EXERCISE DESCRIPTION: Reproduce each line exactly, including spacing and punctuation.

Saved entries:
____________

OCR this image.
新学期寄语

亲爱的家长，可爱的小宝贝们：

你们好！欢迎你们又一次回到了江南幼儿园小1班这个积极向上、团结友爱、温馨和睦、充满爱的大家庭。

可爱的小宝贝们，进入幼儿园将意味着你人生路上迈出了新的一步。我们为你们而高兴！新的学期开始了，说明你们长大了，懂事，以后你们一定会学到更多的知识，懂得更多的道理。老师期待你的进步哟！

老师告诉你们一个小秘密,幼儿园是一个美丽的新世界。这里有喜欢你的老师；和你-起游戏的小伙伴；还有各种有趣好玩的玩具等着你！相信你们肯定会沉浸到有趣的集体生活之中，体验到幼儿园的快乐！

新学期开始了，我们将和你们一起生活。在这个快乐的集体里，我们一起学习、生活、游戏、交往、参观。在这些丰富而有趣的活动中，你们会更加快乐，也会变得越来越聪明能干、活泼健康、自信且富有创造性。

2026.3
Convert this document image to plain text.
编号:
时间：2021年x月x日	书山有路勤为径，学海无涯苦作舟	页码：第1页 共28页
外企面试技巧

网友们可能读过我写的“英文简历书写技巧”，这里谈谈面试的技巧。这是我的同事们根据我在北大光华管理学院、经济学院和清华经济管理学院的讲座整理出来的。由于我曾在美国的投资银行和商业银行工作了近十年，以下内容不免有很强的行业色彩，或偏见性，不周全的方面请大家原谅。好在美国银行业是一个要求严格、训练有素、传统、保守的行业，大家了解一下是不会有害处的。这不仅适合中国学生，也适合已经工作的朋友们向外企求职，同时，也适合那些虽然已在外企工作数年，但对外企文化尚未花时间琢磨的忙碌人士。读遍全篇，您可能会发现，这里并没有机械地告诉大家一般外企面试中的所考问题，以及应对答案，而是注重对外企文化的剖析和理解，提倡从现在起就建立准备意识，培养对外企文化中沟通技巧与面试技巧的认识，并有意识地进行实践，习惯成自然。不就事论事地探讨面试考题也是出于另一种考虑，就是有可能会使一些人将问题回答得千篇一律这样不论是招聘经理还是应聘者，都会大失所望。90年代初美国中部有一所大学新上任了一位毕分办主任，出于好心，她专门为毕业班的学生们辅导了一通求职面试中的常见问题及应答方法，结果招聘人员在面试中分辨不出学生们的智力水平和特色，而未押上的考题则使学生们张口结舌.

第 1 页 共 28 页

____________

SOLUTION TO THIS TASK:
OCR this image.
新学期寄语

亲爱的家长，可爱的小宝贝们：

你们好！欢迎你们又一次回到了江南幼儿园小1班这个积极向上、团结友爱、温馨和睦、充满爱的大家庭。

可爱的小宝贝们，进入幼儿园将意味着你人生路上迈出了新的一步。我们为你们而高兴！新的学期开始了，说明你们长大了，懂事，以后你们一定会学到更多的知识，懂得更多的道理。老师期待你的进步哟！

老师告诉你们一个小秘密,幼儿园是一个美丽的新世界。这里有喜欢你的老师；和你-起游戏的小伙伴；还有各种有趣好玩的玩具等着你！相信你们肯定会沉浸到有趣的集体生活之中，体验到幼儿园的快乐！

新学期开始了，我们将和你们一起生活。在这个快乐的集体里，我们一起学习、生活、游戏、交往、参观。在这些丰富而有趣的活动中，你们会更加快乐，也会变得越来越聪明能干、活泼健康、自信且富有创造性。

2026.3
Convert this document image to plain text.
编号:
时间：2021年x月x日	书山有路勤为径，学海无涯苦作舟	页码：第1页 共28页
外企面试技巧

网友们可能读过我写的“英文简历书写技巧”，这里谈谈面试的技巧。这是我的同事们根据我在北大光华管理学院、经济学院和清华经济管理学院的讲座整理出来的。由于我曾在美国的投资银行和商业银行工作了近十年，以下内容不免有很强的行业色彩，或偏见性，不周全的方面请大家原谅。好在美国银行业是一个要求严格、训练有素、传统、保守的行业，大家了解一下是不会有害处的。这不仅适合中国学生，也适合已经工作的朋友们向外企求职，同时，也适合那些虽然已在外企工作数年，但对外企文化尚未花时间琢磨的忙碌人士。读遍全篇，您可能会发现，这里并没有机械地告诉大家一般外企面试中的所考问题，以及应对答案，而是注重对外企文化的剖析和理解，提倡从现在起就建立准备意识，培养对外企文化中沟通技巧与面试技巧的认识，并有意识地进行实践，习惯成自然。不就事论事地探讨面试考题也是出于另一种考虑，就是有可能会使一些人将问题回答得千篇一律这样不论是招聘经理还是应聘者，都会大失所望。90年代初美国中部有一所大学新上任了一位毕分办主任，出于好心，她专门为毕业班的学生们辅导了一通求职面试中的常见问题及应答方法，结果招聘人员在面试中分辨不出学生们的智力水平和特色，而未押上的考题则使学生们张口结舌.

第 1 页 共 28 页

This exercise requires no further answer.